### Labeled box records
____________
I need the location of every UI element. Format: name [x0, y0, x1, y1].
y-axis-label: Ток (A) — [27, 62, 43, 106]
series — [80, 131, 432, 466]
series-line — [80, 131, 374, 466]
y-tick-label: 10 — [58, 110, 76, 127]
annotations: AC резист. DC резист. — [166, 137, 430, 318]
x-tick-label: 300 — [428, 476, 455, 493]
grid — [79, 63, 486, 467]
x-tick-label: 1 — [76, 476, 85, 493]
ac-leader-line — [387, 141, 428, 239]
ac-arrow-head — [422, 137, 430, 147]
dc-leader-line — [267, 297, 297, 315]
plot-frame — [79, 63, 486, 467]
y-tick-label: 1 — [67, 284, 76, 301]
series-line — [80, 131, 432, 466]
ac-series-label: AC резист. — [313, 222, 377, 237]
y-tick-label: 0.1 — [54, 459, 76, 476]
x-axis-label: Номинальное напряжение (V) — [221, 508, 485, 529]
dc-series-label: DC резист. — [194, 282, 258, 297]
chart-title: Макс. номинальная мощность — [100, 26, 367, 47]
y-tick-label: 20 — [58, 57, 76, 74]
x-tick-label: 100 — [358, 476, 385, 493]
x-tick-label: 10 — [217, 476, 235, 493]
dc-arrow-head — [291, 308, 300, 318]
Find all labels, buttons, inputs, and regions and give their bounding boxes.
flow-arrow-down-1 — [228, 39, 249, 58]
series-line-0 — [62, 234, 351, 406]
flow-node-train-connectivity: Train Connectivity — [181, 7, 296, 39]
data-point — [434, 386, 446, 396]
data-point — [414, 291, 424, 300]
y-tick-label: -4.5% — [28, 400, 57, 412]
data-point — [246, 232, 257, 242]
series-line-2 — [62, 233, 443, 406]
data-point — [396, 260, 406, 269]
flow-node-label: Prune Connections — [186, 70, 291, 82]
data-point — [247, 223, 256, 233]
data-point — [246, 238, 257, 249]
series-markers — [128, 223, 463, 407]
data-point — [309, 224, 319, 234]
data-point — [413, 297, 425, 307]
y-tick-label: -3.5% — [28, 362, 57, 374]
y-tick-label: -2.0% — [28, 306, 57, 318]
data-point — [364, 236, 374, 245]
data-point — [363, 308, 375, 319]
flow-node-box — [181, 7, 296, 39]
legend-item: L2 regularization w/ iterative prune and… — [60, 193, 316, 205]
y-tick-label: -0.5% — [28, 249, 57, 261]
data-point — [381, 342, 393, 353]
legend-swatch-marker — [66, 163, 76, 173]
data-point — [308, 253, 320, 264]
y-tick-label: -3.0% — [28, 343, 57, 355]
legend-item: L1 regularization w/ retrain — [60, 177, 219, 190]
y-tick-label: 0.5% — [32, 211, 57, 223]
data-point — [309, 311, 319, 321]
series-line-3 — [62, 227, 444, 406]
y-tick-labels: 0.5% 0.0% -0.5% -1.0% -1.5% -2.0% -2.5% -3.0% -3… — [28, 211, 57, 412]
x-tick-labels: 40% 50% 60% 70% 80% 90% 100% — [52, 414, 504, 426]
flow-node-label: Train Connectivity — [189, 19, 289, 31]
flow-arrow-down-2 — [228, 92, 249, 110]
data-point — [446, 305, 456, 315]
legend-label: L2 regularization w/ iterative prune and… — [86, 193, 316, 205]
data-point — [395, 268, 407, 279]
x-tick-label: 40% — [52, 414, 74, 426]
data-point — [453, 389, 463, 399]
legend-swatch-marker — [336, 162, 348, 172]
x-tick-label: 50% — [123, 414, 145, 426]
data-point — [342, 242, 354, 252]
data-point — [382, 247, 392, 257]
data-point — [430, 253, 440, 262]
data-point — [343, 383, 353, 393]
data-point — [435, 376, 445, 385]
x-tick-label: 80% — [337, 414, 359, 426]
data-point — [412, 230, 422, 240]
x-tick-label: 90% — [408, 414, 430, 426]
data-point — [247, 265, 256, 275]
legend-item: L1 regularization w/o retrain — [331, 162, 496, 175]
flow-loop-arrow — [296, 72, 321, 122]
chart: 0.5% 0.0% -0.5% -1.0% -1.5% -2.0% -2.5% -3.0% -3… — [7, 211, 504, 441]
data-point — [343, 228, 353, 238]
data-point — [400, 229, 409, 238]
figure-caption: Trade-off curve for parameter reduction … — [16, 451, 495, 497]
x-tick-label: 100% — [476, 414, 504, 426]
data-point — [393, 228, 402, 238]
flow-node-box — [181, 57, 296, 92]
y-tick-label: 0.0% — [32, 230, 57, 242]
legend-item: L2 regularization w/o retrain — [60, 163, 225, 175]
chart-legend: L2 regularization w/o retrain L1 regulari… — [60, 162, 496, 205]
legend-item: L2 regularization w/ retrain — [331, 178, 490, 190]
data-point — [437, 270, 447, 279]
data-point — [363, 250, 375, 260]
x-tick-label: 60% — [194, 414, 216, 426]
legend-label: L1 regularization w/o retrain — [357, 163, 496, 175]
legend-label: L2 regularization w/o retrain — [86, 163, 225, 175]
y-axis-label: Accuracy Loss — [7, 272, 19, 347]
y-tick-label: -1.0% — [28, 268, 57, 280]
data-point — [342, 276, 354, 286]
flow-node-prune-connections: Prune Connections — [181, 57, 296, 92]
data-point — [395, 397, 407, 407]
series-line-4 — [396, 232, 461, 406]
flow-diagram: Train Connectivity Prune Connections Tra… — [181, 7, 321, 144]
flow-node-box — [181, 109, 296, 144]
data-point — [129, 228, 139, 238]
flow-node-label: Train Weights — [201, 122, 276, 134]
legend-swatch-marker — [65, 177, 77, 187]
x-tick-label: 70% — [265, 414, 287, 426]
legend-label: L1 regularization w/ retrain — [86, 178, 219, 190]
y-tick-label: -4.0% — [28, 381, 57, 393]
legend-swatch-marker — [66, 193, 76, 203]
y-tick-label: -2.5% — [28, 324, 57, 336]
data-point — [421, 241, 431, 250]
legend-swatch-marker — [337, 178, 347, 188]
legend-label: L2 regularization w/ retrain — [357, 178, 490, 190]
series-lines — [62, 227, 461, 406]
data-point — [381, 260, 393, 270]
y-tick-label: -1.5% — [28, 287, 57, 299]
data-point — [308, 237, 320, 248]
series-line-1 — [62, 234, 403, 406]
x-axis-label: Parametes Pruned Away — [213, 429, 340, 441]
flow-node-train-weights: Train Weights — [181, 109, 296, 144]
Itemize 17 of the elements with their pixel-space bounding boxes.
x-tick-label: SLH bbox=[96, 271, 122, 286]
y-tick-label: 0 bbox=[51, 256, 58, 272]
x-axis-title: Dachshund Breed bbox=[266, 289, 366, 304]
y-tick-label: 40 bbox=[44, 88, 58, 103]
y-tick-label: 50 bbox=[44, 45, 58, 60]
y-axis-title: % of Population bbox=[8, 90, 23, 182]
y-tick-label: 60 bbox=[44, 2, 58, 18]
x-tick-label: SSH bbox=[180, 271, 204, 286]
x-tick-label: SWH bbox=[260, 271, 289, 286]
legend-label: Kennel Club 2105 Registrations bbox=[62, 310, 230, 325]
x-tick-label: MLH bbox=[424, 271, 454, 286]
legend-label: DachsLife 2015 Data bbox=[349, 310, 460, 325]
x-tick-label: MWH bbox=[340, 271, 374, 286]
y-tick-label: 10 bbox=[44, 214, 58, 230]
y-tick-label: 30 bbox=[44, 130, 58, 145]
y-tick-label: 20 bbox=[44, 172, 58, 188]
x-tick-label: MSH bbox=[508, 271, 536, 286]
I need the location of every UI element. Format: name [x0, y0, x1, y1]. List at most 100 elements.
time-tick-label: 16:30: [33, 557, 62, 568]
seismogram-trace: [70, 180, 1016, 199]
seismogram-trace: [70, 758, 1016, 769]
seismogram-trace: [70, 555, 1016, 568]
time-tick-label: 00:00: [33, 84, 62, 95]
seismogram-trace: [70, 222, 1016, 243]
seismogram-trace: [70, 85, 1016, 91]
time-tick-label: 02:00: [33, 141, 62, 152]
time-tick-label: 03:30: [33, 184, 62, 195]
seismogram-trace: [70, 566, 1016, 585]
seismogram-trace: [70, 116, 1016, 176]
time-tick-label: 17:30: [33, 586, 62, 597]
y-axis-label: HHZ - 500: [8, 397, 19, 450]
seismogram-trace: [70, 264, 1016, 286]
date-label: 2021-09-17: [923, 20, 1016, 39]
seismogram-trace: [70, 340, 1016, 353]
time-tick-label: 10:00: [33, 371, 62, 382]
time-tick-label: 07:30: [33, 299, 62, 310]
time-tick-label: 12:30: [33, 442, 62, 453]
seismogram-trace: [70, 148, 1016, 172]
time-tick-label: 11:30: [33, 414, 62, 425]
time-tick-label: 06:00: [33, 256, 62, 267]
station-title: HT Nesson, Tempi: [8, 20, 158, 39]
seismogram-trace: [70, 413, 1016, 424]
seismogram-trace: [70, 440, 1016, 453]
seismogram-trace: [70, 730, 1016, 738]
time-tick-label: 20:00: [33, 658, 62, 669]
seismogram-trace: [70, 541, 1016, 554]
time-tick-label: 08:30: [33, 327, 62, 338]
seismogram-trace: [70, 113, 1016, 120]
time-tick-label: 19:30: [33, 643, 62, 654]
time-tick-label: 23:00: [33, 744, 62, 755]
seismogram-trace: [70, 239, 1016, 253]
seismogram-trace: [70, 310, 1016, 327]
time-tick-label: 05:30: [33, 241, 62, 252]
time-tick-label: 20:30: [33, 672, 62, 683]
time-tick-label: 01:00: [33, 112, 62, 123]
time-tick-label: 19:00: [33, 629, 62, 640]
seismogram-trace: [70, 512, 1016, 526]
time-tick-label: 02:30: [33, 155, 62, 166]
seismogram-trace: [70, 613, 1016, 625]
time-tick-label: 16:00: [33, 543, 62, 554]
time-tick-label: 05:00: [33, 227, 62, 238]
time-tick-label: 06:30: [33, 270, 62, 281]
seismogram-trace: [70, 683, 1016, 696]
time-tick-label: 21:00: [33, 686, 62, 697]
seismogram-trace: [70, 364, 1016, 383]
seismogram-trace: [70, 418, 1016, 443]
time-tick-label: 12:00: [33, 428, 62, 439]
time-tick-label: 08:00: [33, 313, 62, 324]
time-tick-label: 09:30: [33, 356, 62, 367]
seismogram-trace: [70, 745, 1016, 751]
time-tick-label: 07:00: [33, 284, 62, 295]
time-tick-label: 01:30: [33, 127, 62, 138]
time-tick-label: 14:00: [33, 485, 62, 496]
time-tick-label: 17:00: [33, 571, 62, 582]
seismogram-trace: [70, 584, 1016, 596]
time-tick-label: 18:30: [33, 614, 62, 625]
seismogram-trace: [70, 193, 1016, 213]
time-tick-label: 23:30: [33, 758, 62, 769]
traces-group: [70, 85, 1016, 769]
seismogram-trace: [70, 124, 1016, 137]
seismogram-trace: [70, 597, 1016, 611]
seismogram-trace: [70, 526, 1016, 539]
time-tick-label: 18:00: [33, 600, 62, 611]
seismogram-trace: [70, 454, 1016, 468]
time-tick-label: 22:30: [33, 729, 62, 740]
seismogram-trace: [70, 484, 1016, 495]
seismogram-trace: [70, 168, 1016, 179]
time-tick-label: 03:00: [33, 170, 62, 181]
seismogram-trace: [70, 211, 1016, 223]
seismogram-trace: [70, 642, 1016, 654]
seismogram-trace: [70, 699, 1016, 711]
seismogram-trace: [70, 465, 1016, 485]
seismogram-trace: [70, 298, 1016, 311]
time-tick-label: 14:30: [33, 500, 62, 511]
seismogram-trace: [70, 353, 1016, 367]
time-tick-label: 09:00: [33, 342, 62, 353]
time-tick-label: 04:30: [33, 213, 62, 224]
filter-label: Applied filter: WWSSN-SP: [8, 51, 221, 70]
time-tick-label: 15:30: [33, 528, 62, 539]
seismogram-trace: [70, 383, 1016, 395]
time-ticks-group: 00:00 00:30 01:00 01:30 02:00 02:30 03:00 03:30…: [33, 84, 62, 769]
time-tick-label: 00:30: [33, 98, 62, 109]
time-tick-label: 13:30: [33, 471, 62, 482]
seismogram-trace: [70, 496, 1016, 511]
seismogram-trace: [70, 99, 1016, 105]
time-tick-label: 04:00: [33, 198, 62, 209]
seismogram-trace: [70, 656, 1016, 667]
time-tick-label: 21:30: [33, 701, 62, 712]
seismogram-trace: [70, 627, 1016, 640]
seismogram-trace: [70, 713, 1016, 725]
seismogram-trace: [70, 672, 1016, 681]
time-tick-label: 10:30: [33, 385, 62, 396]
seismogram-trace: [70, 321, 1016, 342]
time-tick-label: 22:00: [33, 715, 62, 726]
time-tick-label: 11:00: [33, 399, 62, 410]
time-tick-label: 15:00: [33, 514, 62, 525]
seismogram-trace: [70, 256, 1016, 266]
____________
### Work to be completed
Copy out the items above, unchanged, from the very first line through the line containing "dc-leader-line — [267, 297, 297, 315]".

### Worked solution
I need the location of every UI element. Format: name [x0, y0, x1, y1].
y-axis-label: Ток (A) — [27, 62, 43, 106]
series — [80, 131, 432, 466]
series-line — [80, 131, 374, 466]
y-tick-label: 10 — [58, 110, 76, 127]
annotations: AC резист. DC резист. — [166, 137, 430, 318]
x-tick-label: 300 — [428, 476, 455, 493]
grid — [79, 63, 486, 467]
x-tick-label: 1 — [76, 476, 85, 493]
ac-leader-line — [387, 141, 428, 239]
ac-arrow-head — [422, 137, 430, 147]
dc-leader-line — [267, 297, 297, 315]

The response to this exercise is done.